The task: Show all lines from the listing below that contain "JSON".

Records supplied:
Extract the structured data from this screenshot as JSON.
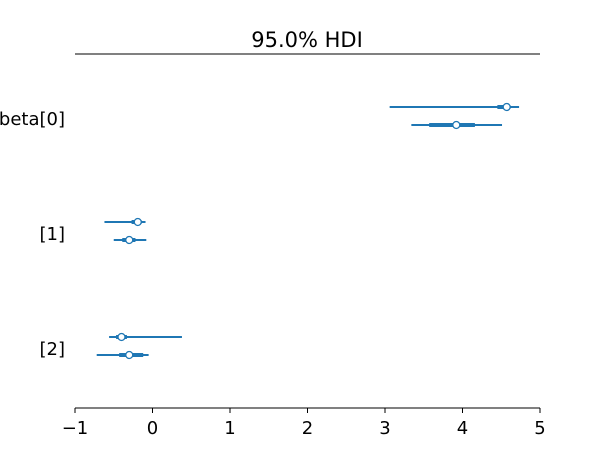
{
  "chart_data": {
    "type": "forest",
    "title": "95.0% HDI",
    "xlim": [
      -1,
      5
    ],
    "x_ticks": [
      -1,
      0,
      1,
      2,
      3,
      4,
      5
    ],
    "x_tick_labels": [
      "−1",
      "0",
      "1",
      "2",
      "3",
      "4",
      "5"
    ],
    "y_labels": [
      "beta[0]",
      "[1]",
      "[2]"
    ],
    "grid": false,
    "line_color": "#1f77b4",
    "series": [
      {
        "group": 0,
        "median": 4.57,
        "hdi_low": 3.06,
        "hdi_high": 4.73,
        "iqr_low": 4.45,
        "iqr_high": 4.62
      },
      {
        "group": 0,
        "median": 3.92,
        "hdi_low": 3.34,
        "hdi_high": 4.51,
        "iqr_low": 3.57,
        "iqr_high": 4.16
      },
      {
        "group": 1,
        "median": -0.19,
        "hdi_low": -0.62,
        "hdi_high": -0.09,
        "iqr_low": -0.27,
        "iqr_high": -0.14
      },
      {
        "group": 1,
        "median": -0.3,
        "hdi_low": -0.5,
        "hdi_high": -0.08,
        "iqr_low": -0.39,
        "iqr_high": -0.22
      },
      {
        "group": 2,
        "median": -0.4,
        "hdi_low": -0.56,
        "hdi_high": 0.38,
        "iqr_low": -0.47,
        "iqr_high": -0.33
      },
      {
        "group": 2,
        "median": -0.3,
        "hdi_low": -0.72,
        "hdi_high": -0.05,
        "iqr_low": -0.43,
        "iqr_high": -0.12
      }
    ]
  }
}
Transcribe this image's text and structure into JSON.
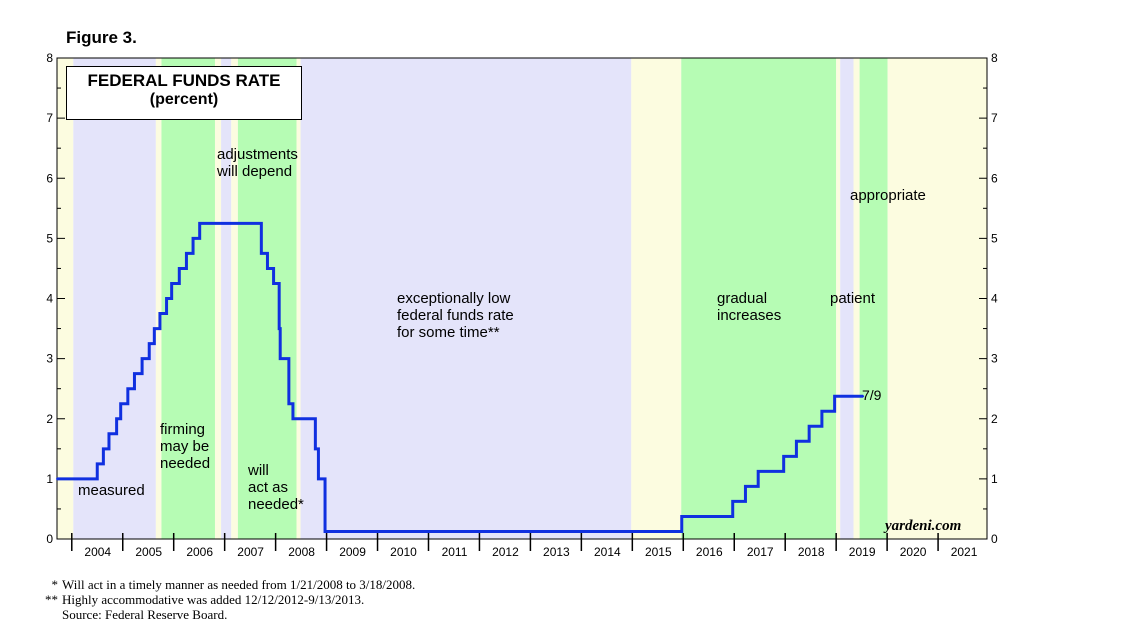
{
  "figure_label": "Figure 3.",
  "colors": {
    "lavender": "#e4e4fa",
    "green": "#b6fcb4",
    "cream": "#fcfce0",
    "line": "#1030e0"
  },
  "chart_data": {
    "type": "line",
    "title": "FEDERAL FUNDS RATE",
    "subtitle": "(percent)",
    "ylim": [
      0,
      8
    ],
    "xlim": [
      2003.7,
      2021.95
    ],
    "y_ticks": [
      "0",
      "1",
      "2",
      "3",
      "4",
      "5",
      "6",
      "7",
      "8"
    ],
    "x_ticks": [
      "2004",
      "2005",
      "2006",
      "2007",
      "2008",
      "2009",
      "2010",
      "2011",
      "2012",
      "2013",
      "2014",
      "2015",
      "2016",
      "2017",
      "2018",
      "2019",
      "2020",
      "2021"
    ],
    "regimes": [
      {
        "start": 2003.7,
        "end": 2004.02,
        "color": "cream"
      },
      {
        "start": 2004.02,
        "end": 2005.64,
        "color": "lavender"
      },
      {
        "start": 2005.64,
        "end": 2005.75,
        "color": "cream"
      },
      {
        "start": 2005.75,
        "end": 2006.8,
        "color": "green"
      },
      {
        "start": 2006.8,
        "end": 2006.92,
        "color": "cream"
      },
      {
        "start": 2006.92,
        "end": 2007.12,
        "color": "lavender"
      },
      {
        "start": 2007.12,
        "end": 2007.25,
        "color": "cream"
      },
      {
        "start": 2007.25,
        "end": 2008.4,
        "color": "green"
      },
      {
        "start": 2008.4,
        "end": 2008.48,
        "color": "cream"
      },
      {
        "start": 2008.48,
        "end": 2014.97,
        "color": "lavender"
      },
      {
        "start": 2014.97,
        "end": 2015.95,
        "color": "cream"
      },
      {
        "start": 2015.95,
        "end": 2018.99,
        "color": "green"
      },
      {
        "start": 2018.99,
        "end": 2019.07,
        "color": "cream"
      },
      {
        "start": 2019.07,
        "end": 2019.33,
        "color": "lavender"
      },
      {
        "start": 2019.33,
        "end": 2019.45,
        "color": "cream"
      },
      {
        "start": 2019.45,
        "end": 2020.0,
        "color": "green"
      },
      {
        "start": 2020.0,
        "end": 2021.95,
        "color": "cream"
      }
    ],
    "series": [
      {
        "name": "Federal Funds Rate",
        "points": [
          [
            2003.7,
            1.0
          ],
          [
            2004.49,
            1.25
          ],
          [
            2004.61,
            1.5
          ],
          [
            2004.72,
            1.75
          ],
          [
            2004.87,
            2.0
          ],
          [
            2004.95,
            2.25
          ],
          [
            2005.09,
            2.5
          ],
          [
            2005.22,
            2.75
          ],
          [
            2005.37,
            3.0
          ],
          [
            2005.51,
            3.25
          ],
          [
            2005.61,
            3.5
          ],
          [
            2005.72,
            3.75
          ],
          [
            2005.85,
            4.0
          ],
          [
            2005.95,
            4.25
          ],
          [
            2006.1,
            4.5
          ],
          [
            2006.24,
            4.75
          ],
          [
            2006.37,
            5.0
          ],
          [
            2006.5,
            5.25
          ],
          [
            2007.71,
            4.75
          ],
          [
            2007.83,
            4.5
          ],
          [
            2007.95,
            4.25
          ],
          [
            2008.06,
            3.5
          ],
          [
            2008.08,
            3.0
          ],
          [
            2008.25,
            2.25
          ],
          [
            2008.33,
            2.0
          ],
          [
            2008.77,
            1.5
          ],
          [
            2008.83,
            1.0
          ],
          [
            2008.96,
            0.125
          ],
          [
            2015.96,
            0.375
          ],
          [
            2016.96,
            0.625
          ],
          [
            2017.21,
            0.875
          ],
          [
            2017.46,
            1.125
          ],
          [
            2017.96,
            1.375
          ],
          [
            2018.21,
            1.625
          ],
          [
            2018.46,
            1.875
          ],
          [
            2018.71,
            2.125
          ],
          [
            2018.96,
            2.375
          ],
          [
            2019.52,
            2.375
          ]
        ]
      }
    ],
    "annotations": [
      {
        "lines": [
          "measured"
        ]
      },
      {
        "lines": [
          "firming",
          "may be",
          "needed"
        ]
      },
      {
        "lines": [
          "adjustments",
          "will depend"
        ]
      },
      {
        "lines": [
          "will",
          "act as",
          "needed*"
        ]
      },
      {
        "lines": [
          "exceptionally low",
          "federal funds rate",
          "for some time**"
        ]
      },
      {
        "lines": [
          "gradual",
          "increases"
        ]
      },
      {
        "lines": [
          "patient"
        ]
      },
      {
        "lines": [
          "appropriate"
        ]
      }
    ],
    "end_label": "7/9"
  },
  "footnotes": [
    {
      "mark": "*",
      "text": "Will act in a timely manner as needed from 1/21/2008 to 3/18/2008."
    },
    {
      "mark": "**",
      "text": "Highly accommodative was added 12/12/2012-9/13/2013."
    }
  ],
  "source": "Source: Federal Reserve Board.",
  "brand": "yardeni.com"
}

Complete output:
Extract the structured data from this screenshot as JSON.
Transcribe this image's text and structure into JSON.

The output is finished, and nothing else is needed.